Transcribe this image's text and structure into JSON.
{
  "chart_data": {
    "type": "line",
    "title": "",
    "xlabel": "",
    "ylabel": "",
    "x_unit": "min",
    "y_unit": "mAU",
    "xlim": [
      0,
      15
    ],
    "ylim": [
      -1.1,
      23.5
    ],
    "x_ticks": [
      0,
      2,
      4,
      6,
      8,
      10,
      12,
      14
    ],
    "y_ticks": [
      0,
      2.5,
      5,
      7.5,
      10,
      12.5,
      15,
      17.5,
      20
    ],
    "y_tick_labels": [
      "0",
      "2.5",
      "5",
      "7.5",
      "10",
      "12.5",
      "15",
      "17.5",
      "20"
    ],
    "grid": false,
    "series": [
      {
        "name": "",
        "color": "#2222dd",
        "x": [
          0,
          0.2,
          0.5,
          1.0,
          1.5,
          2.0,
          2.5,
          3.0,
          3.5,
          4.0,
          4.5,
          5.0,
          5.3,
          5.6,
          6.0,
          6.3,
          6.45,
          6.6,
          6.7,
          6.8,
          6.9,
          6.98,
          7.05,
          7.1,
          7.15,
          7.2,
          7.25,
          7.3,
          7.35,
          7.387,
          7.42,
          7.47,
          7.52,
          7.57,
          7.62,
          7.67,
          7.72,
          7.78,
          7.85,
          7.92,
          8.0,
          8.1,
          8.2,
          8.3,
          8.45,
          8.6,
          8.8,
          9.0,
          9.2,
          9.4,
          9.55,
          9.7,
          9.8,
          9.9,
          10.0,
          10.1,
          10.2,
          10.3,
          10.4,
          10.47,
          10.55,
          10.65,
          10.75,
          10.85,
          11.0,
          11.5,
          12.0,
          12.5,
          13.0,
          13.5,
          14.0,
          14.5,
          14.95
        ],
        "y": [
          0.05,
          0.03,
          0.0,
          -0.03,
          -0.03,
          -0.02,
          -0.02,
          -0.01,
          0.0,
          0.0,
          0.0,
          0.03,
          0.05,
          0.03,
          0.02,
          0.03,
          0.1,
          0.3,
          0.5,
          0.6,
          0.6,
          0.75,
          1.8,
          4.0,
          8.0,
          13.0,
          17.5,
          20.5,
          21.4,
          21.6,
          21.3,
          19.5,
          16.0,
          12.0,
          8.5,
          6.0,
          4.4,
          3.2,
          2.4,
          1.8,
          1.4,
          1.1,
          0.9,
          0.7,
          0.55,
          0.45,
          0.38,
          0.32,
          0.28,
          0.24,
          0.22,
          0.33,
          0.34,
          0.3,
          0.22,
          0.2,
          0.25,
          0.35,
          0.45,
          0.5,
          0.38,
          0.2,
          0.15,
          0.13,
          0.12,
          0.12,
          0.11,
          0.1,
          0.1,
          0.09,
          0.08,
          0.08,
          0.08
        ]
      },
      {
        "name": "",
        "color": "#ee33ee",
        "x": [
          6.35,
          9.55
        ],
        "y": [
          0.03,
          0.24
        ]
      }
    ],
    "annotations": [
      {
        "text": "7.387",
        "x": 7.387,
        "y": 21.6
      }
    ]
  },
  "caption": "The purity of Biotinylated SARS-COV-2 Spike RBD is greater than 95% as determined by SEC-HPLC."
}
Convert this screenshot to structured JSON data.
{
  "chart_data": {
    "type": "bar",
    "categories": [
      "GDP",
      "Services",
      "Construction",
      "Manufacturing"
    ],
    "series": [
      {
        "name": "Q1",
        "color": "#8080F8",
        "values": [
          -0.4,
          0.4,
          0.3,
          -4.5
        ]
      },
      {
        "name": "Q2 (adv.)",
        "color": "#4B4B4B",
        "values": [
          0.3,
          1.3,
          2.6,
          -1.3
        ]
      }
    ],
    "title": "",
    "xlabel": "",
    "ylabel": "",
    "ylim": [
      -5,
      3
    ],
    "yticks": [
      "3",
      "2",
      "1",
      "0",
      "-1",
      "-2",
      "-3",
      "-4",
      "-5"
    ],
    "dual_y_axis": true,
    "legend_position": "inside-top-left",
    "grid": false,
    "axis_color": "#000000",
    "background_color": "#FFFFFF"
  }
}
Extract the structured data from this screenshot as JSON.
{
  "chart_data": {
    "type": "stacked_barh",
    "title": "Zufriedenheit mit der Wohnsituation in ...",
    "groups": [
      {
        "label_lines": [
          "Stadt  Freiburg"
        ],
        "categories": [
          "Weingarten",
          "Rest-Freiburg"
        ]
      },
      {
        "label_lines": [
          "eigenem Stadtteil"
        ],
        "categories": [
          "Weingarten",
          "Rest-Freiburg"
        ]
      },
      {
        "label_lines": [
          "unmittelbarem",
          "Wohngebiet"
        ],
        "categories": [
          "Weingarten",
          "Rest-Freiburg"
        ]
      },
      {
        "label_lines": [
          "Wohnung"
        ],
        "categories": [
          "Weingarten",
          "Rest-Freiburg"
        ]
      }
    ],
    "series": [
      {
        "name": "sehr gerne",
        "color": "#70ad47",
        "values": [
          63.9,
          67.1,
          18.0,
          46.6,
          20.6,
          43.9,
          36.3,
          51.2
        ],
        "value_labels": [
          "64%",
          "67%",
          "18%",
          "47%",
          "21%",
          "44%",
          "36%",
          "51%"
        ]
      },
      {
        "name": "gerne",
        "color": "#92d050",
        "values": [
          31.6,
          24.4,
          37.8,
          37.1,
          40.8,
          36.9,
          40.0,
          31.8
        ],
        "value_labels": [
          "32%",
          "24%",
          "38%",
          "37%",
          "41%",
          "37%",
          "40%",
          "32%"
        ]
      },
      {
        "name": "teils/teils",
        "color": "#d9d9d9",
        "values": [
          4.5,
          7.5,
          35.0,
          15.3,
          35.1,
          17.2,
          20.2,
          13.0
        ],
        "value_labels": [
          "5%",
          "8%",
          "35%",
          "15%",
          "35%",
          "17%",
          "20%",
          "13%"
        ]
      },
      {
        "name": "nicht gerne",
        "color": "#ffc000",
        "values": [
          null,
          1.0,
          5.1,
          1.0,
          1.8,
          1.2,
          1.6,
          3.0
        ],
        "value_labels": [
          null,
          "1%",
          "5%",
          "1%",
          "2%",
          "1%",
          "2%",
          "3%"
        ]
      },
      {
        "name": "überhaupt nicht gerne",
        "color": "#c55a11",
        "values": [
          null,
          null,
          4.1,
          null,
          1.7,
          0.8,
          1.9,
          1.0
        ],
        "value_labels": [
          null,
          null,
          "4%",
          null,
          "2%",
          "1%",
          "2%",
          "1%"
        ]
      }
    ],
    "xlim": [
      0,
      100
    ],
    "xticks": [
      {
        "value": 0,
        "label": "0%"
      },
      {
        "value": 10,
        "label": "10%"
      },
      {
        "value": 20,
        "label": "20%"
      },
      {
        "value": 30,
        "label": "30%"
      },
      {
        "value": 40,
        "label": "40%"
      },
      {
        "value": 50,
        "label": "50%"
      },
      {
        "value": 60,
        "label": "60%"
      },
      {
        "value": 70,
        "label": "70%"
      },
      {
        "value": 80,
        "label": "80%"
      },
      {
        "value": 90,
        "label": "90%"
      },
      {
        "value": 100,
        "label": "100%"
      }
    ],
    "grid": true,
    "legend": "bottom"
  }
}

___

## AIM
In the listing, find all lines with the string "structured" and copy them.

## FINISHED ANSWER
Convert this screenshot to structured JSON data.
Extract the structured data from this screenshot as JSON.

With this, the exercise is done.